» **Description of the task**: Write out the whole listing, matching it exactly.
---------- Raw data ----------
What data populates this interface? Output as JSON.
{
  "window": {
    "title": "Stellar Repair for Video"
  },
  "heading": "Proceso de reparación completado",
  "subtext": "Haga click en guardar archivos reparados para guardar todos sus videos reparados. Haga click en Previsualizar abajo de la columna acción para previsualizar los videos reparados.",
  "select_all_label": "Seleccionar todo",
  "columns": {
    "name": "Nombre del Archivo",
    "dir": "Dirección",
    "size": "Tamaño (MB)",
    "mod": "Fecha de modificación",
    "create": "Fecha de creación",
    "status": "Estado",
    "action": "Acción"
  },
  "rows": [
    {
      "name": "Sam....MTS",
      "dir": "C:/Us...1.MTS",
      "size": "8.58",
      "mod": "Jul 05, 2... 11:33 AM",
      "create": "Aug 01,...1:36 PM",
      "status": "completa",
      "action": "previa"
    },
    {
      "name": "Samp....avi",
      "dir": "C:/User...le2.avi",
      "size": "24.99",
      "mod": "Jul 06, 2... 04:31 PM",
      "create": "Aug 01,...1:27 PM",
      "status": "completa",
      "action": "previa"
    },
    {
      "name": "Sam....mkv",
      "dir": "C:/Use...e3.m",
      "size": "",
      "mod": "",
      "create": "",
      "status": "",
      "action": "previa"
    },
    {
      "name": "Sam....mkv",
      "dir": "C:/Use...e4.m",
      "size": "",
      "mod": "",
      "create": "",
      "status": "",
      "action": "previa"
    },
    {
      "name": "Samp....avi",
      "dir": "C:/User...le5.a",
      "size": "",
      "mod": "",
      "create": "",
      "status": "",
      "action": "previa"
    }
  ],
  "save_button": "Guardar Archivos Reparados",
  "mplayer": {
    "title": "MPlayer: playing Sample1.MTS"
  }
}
----------
» **Exercise output**:
What data populates this interface? Output as JSON.
{
  "window": {
    "title": "Stellar Repair for Video"
  },
  "heading": "Proceso de reparación completado",
  "subtext": "Haga click en guardar archivos reparados para guardar todos sus videos reparados. Haga click en Previsualizar abajo de la columna acción para previsualizar los videos reparados.",
  "select_all_label": "Seleccionar todo",
  "columns": {
    "name": "Nombre del Archivo",
    "dir": "Dirección",
    "size": "Tamaño (MB)",
    "mod": "Fecha de modificación",
    "create": "Fecha de creación",
    "status": "Estado",
    "action": "Acción"
  },
  "rows": [
    {
      "name": "Sam....MTS",
      "dir": "C:/Us...1.MTS",
      "size": "8.58",
      "mod": "Jul 05, 2... 11:33 AM",
      "create": "Aug 01,...1:36 PM",
      "status": "completa",
      "action": "previa"
    },
    {
      "name": "Samp....avi",
      "dir": "C:/User...le2.avi",
      "size": "24.99",
      "mod": "Jul 06, 2... 04:31 PM",
      "create": "Aug 01,...1:27 PM",
      "status": "completa",
      "action": "previa"
    },
    {
      "name": "Sam....mkv",
      "dir": "C:/Use...e3.m",
      "size": "",
      "mod": "",
      "create": "",
      "status": "",
      "action": "previa"
    },
    {
      "name": "Sam....mkv",
      "dir": "C:/Use...e4.m",
      "size": "",
      "mod": "",
      "create": "",
      "status": "",
      "action": "previa"
    },
    {
      "name": "Samp....avi",
      "dir": "C:/User...le5.a",
      "size": "",
      "mod": "",
      "create": "",
      "status": "",
      "action": "previa"
    }
  ],
  "save_button": "Guardar Archivos Reparados",
  "mplayer": {
    "title": "MPlayer: playing Sample1.MTS"
  }
}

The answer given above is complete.